THE INPUT:
- - - - -

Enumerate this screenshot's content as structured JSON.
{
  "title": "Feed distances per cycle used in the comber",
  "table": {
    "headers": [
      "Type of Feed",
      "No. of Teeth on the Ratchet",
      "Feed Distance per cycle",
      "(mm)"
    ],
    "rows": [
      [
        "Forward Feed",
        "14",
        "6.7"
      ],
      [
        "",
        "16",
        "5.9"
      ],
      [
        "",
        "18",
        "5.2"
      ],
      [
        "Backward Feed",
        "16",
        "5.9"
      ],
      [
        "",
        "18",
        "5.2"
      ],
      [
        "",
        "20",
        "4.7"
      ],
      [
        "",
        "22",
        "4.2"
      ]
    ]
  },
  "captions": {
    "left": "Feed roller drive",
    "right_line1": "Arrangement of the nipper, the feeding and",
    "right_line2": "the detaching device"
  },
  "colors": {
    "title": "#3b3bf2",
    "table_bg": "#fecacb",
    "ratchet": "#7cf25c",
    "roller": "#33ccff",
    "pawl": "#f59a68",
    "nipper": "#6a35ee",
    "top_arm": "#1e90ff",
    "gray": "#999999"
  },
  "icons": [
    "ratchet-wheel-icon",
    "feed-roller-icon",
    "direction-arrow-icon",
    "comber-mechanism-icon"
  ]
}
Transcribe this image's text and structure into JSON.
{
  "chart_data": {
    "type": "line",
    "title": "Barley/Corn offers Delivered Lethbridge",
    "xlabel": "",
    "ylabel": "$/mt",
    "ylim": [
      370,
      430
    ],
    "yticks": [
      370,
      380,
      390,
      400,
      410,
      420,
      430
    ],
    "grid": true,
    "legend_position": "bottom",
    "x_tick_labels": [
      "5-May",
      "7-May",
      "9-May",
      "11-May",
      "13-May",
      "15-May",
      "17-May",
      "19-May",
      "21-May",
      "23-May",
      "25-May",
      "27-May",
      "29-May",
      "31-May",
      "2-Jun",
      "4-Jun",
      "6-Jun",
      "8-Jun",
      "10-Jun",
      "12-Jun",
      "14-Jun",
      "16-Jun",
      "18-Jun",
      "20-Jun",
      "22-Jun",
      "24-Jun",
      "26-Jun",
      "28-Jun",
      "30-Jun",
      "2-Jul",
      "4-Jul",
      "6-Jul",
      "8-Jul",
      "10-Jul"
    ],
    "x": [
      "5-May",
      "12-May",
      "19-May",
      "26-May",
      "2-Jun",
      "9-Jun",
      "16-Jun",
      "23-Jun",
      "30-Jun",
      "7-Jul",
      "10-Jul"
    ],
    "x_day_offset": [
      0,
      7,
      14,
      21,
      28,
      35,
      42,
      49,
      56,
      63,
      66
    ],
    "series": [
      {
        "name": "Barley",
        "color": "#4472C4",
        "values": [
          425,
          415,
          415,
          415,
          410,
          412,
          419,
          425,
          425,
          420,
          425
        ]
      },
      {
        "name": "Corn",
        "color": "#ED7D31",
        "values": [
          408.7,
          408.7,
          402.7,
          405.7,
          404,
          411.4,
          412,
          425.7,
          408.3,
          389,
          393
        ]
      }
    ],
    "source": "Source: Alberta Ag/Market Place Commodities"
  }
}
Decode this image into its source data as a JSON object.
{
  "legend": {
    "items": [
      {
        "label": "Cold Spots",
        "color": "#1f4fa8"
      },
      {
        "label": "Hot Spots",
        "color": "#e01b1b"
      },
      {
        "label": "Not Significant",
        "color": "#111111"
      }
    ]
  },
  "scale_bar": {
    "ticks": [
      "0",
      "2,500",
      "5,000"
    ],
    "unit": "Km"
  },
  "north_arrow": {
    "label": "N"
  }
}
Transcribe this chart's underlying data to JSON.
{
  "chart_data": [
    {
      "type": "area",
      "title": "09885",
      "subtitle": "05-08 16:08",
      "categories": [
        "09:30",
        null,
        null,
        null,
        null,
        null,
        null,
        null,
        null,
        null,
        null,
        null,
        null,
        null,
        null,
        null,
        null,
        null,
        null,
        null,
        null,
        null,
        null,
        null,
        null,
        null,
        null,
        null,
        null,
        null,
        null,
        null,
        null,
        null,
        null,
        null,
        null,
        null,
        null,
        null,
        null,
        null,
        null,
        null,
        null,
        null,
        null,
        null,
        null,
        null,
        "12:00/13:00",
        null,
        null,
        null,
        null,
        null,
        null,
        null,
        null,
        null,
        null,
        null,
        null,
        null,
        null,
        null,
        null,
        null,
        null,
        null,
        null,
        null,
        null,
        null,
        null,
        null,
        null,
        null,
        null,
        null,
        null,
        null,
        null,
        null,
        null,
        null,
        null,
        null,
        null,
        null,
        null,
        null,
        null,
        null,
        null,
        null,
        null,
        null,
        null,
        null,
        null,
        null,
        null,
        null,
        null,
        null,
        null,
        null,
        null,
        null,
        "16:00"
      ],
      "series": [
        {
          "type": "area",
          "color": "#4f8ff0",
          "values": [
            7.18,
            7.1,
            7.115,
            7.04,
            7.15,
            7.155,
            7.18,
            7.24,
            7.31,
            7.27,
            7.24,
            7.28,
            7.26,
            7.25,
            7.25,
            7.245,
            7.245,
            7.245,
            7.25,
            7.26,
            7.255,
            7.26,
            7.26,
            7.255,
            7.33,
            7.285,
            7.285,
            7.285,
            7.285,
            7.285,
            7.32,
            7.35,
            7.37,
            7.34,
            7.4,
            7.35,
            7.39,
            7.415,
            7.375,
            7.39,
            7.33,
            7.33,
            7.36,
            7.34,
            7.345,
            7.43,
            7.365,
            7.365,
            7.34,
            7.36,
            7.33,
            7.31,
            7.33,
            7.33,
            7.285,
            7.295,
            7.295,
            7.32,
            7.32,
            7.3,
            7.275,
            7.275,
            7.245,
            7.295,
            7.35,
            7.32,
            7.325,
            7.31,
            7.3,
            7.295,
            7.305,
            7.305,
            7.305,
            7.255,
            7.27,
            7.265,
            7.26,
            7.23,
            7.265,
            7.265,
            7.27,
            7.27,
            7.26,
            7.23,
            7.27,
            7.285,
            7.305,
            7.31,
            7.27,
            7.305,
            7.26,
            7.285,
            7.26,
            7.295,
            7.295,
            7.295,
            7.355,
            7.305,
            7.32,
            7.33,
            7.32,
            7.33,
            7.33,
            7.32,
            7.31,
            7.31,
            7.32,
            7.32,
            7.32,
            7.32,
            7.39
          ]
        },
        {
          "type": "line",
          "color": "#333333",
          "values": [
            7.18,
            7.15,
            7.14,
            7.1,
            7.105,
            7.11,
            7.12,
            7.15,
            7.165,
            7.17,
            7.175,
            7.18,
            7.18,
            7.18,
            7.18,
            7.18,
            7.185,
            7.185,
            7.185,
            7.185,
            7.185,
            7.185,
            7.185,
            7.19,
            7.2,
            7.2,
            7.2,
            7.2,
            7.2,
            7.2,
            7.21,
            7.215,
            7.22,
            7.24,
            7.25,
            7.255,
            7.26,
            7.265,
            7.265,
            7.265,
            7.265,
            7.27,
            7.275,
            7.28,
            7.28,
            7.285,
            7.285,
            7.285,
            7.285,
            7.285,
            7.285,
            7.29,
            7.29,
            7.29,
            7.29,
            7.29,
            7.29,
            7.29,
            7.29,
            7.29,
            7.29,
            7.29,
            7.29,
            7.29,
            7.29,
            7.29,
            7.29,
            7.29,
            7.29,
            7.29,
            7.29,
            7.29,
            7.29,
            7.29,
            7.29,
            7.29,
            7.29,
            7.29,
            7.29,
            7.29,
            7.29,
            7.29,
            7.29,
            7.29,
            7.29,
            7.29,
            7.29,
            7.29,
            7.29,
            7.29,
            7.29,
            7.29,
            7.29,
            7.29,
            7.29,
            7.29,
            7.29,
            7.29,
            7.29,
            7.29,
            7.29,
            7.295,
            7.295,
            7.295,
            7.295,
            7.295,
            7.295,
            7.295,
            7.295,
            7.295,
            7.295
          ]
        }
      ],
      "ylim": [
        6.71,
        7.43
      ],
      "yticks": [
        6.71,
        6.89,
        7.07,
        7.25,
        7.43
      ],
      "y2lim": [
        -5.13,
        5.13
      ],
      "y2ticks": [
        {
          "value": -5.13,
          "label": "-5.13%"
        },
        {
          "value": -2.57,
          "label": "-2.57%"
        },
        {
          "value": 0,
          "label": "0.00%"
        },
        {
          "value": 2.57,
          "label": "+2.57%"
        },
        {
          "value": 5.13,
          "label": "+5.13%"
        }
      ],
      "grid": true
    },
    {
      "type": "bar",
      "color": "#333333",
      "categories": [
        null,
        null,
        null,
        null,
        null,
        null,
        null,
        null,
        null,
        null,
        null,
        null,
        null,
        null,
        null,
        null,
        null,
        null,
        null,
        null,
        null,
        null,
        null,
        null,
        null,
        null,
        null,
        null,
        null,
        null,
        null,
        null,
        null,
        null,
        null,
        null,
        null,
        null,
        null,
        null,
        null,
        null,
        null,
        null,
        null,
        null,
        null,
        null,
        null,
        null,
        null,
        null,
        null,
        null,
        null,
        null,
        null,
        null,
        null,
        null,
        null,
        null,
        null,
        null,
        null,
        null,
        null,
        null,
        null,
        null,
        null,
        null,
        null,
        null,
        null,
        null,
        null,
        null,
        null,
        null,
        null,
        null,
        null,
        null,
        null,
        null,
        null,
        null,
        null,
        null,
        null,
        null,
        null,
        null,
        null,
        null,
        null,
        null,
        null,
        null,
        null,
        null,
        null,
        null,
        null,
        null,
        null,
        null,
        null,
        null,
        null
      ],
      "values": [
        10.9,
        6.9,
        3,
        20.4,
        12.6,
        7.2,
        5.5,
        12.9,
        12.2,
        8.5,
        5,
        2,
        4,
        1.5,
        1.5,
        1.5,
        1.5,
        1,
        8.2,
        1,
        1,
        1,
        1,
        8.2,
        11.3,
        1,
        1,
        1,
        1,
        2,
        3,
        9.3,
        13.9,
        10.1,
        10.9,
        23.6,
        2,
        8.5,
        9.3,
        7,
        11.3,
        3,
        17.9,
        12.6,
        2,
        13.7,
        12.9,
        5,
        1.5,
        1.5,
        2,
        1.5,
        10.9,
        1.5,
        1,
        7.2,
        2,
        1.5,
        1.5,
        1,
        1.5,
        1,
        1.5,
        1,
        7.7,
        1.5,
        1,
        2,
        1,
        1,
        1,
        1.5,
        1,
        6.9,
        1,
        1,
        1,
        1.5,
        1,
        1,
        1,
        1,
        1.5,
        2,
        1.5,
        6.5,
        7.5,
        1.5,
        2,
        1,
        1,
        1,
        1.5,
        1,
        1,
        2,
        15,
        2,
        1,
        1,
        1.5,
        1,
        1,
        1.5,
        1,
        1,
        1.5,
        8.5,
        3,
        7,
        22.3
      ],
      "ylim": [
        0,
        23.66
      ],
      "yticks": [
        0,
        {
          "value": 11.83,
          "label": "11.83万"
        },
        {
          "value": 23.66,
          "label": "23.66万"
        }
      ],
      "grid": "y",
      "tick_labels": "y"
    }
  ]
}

- - - - -

YOUR INSTRUCTIONS: Only a number is wanted: how many lines of the data above contain "comber"?

PROBLEM SOLUTION: 2